WHAT IS NEEDED: Check each line of the data below for the string "page", then report how many lines have it and nothing else.

EXERCISE MATERIAL:
--- START ---

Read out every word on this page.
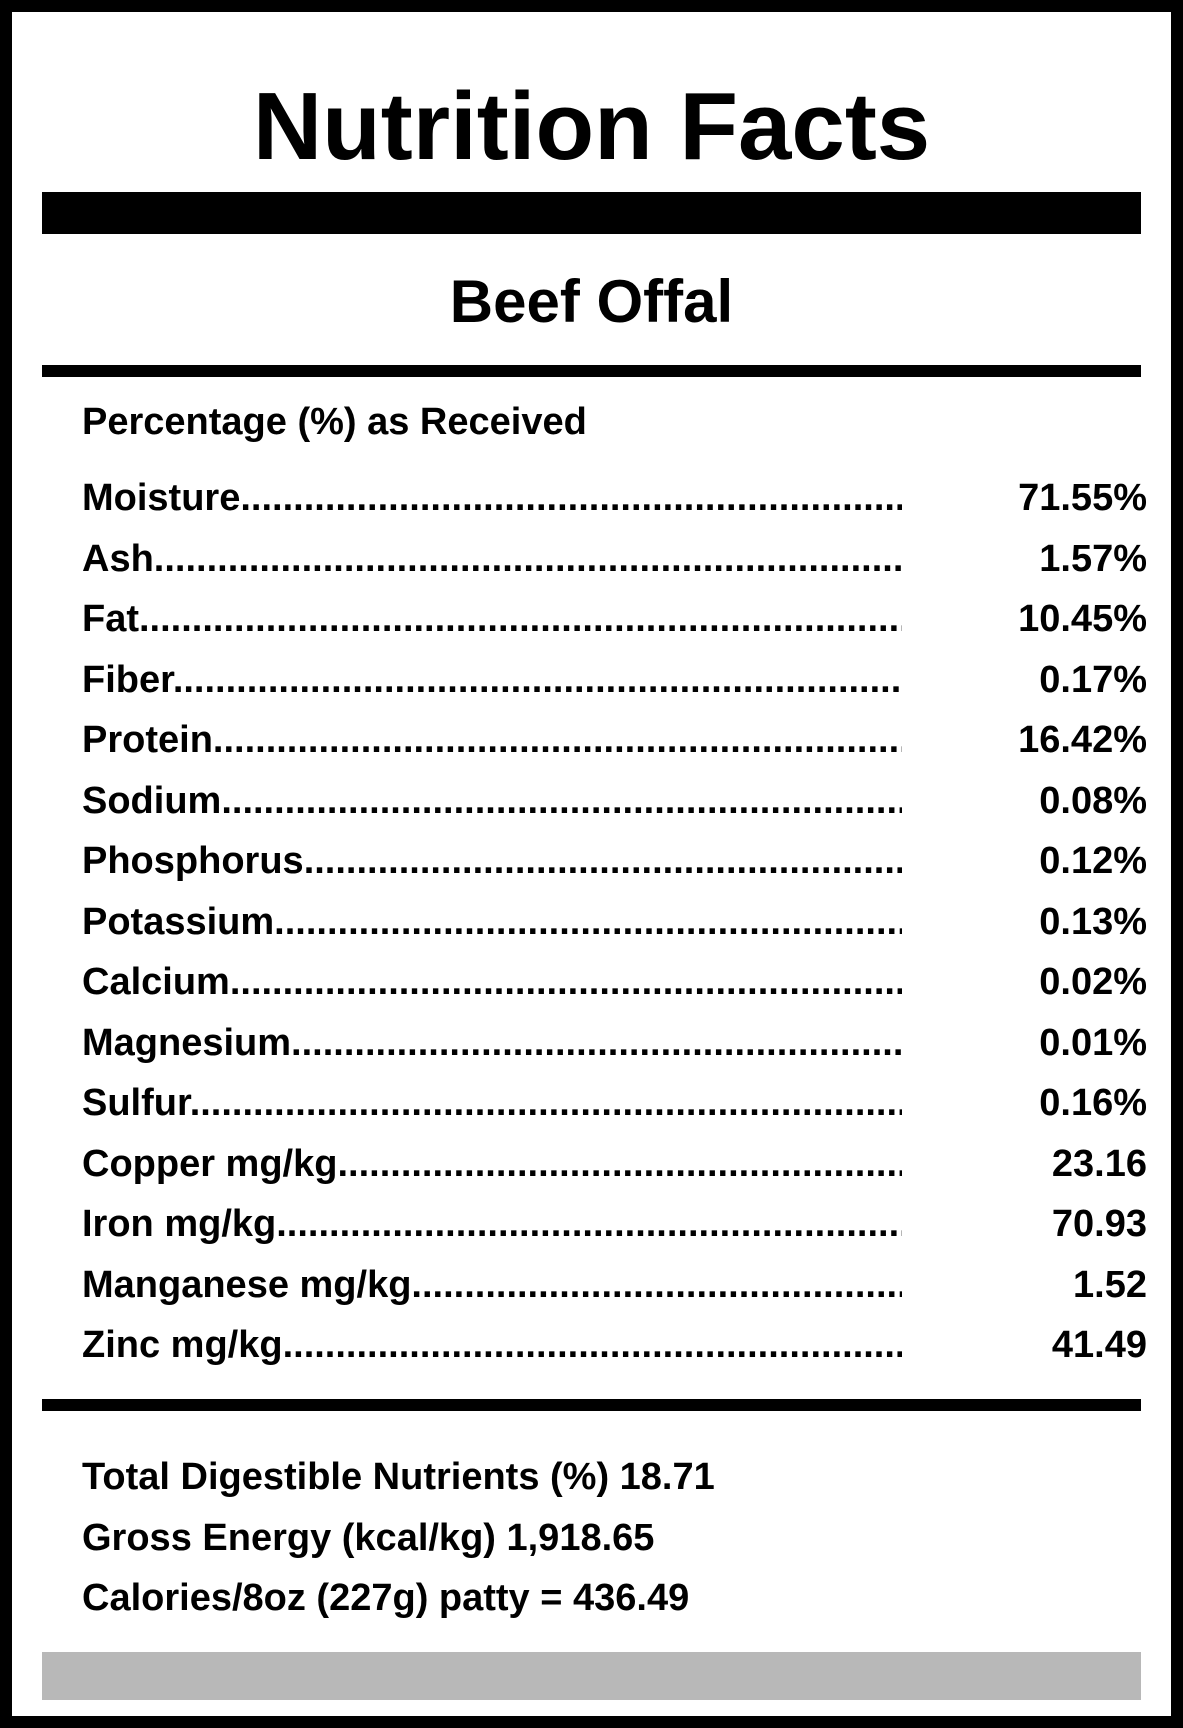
Nutrition Facts
Beef Offal
Percentage (%) as Received
Moisture .....	71.55%
Ash .....	1.57%
Fat .....	10.45%
Fiber .....	0.17%
Protein .....	16.42%
Sodium .....	0.08%
Phosphorus .....	0.12%
Potassium .....	0.13%
Calcium .....	0.02%
Magnesium .....	0.01%
Sulfur .....	0.16%
Copper mg/kg .....	23.16
Iron mg/kg .....	70.93
Manganese mg/kg .....	1.52
Zinc mg/kg .....	41.49
Total Digestible Nutrients (%) 18.71
Gross Energy (kcal/kg) 1,918.65
Calories/8oz (227g) patty = 436.49
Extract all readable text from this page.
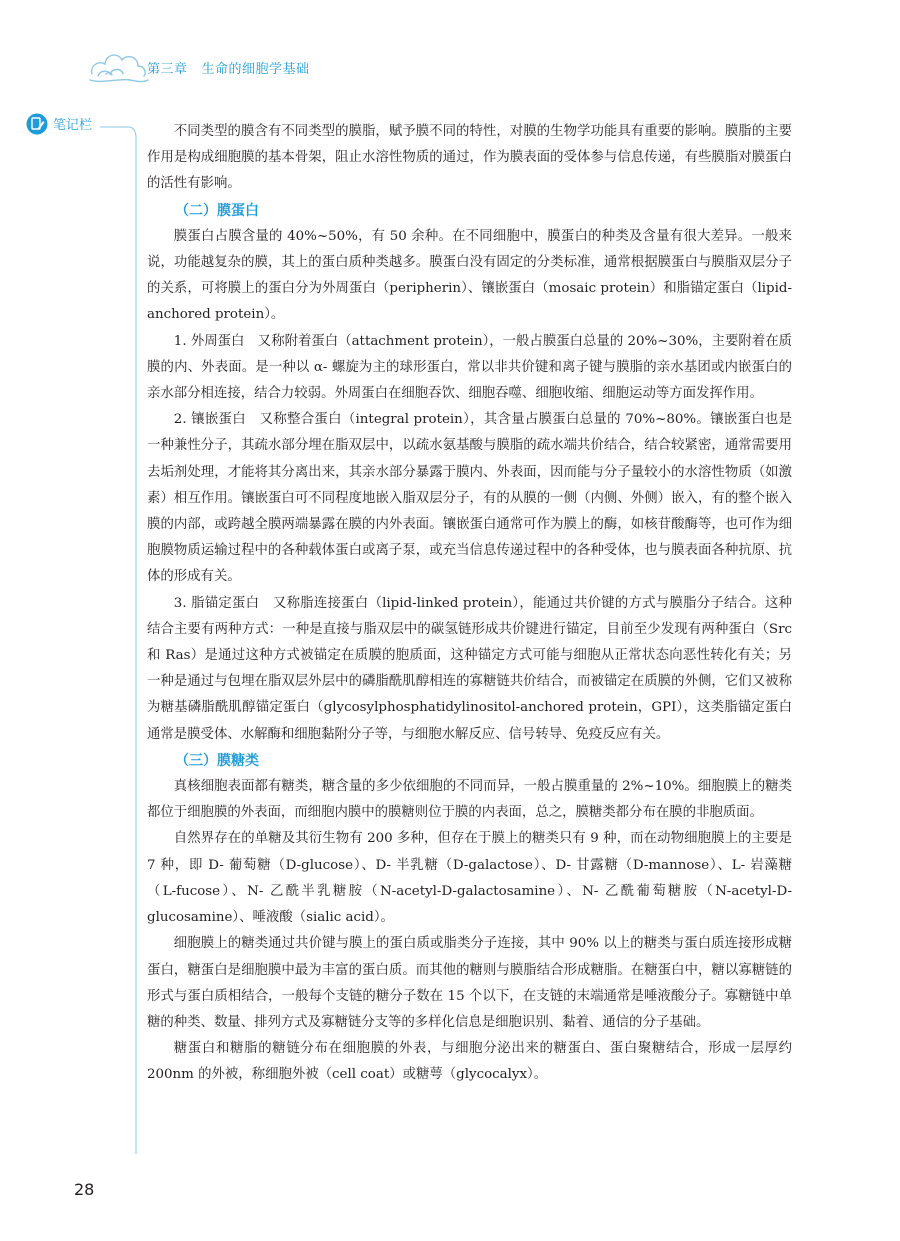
第三章 生命的细胞学基础
笔记栏	不同类型的膜含有不同类型的膜脂，赋予膜不同的特性，对膜的生物学功能具有重要的影响。膜脂的主要作用是构成细胞膜的基本骨架，阻止水溶性物质的通过，作为膜表面的受体参与信息传递，有些膜脂对膜蛋白的活性有影响。

（二）膜蛋白

膜蛋白占膜含量的 40%~50%，有 50 余种。在不同细胞中，膜蛋白的种类及含量有很大差异。一般来说，功能越复杂的膜，其上的蛋白质种类越多。膜蛋白没有固定的分类标准，通常根据膜蛋白与膜脂双层分子的关系，可将膜上的蛋白分为外周蛋白（peripherin）、镶嵌蛋白（mosaic protein）和脂锚定蛋白（lipid-anchored protein）。

1. 外周蛋白　又称附着蛋白（attachment protein），一般占膜蛋白总量的 20%~30%，主要附着在质膜的内、外表面。是一种以 α- 螺旋为主的球形蛋白，常以非共价键和离子键与膜脂的亲水基团或内嵌蛋白的亲水部分相连接，结合力较弱。外周蛋白在细胞吞饮、细胞吞噬、细胞收缩、细胞运动等方面发挥作用。

2. 镶嵌蛋白　又称整合蛋白（integral protein），其含量占膜蛋白总量的 70%~80%。镶嵌蛋白也是一种兼性分子，其疏水部分埋在脂双层中，以疏水氨基酸与膜脂的疏水端共价结合，结合较紧密，通常需要用去垢剂处理，才能将其分离出来，其亲水部分暴露于膜内、外表面，因而能与分子量较小的水溶性物质（如激素）相互作用。镶嵌蛋白可不同程度地嵌入脂双层分子，有的从膜的一侧（内侧、外侧）嵌入，有的整个嵌入膜的内部，或跨越全膜两端暴露在膜的内外表面。镶嵌蛋白通常可作为膜上的酶，如核苷酸酶等，也可作为细胞膜物质运输过程中的各种载体蛋白或离子泵，或充当信息传递过程中的各种受体，也与膜表面各种抗原、抗体的形成有关。

3. 脂锚定蛋白　又称脂连接蛋白（lipid-linked protein），能通过共价键的方式与膜脂分子结合。这种结合主要有两种方式：一种是直接与脂双层中的碳氢链形成共价键进行锚定，目前至少发现有两种蛋白（Src 和 Ras）是通过这种方式被锚定在质膜的胞质面，这种锚定方式可能与细胞从正常状态向恶性转化有关；另一种是通过与包埋在脂双层外层中的磷脂酰肌醇相连的寡糖链共价结合，而被锚定在质膜的外侧，它们又被称为糖基磷脂酰肌醇锚定蛋白（glycosylphosphatidylinositol-anchored protein，GPI），这类脂锚定蛋白通常是膜受体、水解酶和细胞黏附分子等，与细胞水解反应、信号转导、免疫反应有关。

（三）膜糖类

真核细胞表面都有糖类，糖含量的多少依细胞的不同而异，一般占膜重量的 2%~10%。细胞膜上的糖类都位于细胞膜的外表面，而细胞内膜中的膜糖则位于膜的内表面，总之，膜糖类都分布在膜的非胞质面。

自然界存在的单糖及其衍生物有 200 多种，但存在于膜上的糖类只有 9 种，而在动物细胞膜上的主要是 7 种，即 D- 葡萄糖（D-glucose）、D- 半乳糖（D-galactose）、D- 甘露糖（D-mannose）、L- 岩藻糖（L-fucose）、N- 乙酰半乳糖胺（N-acetyl-D-galactosamine）、N- 乙酰葡萄糖胺（N-acetyl-D-glucosamine）、唾液酸（sialic acid）。

细胞膜上的糖类通过共价键与膜上的蛋白质或脂类分子连接，其中 90% 以上的糖类与蛋白质连接形成糖蛋白，糖蛋白是细胞膜中最为丰富的蛋白质。而其他的糖则与膜脂结合形成糖脂。在糖蛋白中，糖以寡糖链的形式与蛋白质相结合，一般每个支链的糖分子数在 15 个以下，在支链的末端通常是唾液酸分子。寡糖链中单糖的种类、数量、排列方式及寡糖链分支等的多样化信息是细胞识别、黏着、通信的分子基础。

糖蛋白和糖脂的糖链分布在细胞膜的外表，与细胞分泌出来的糖蛋白、蛋白聚糖结合，形成一层厚约 200nm 的外被，称细胞外被（cell coat）或糖萼（glycocalyx）。

28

--- END ---

TASK RESULT: 2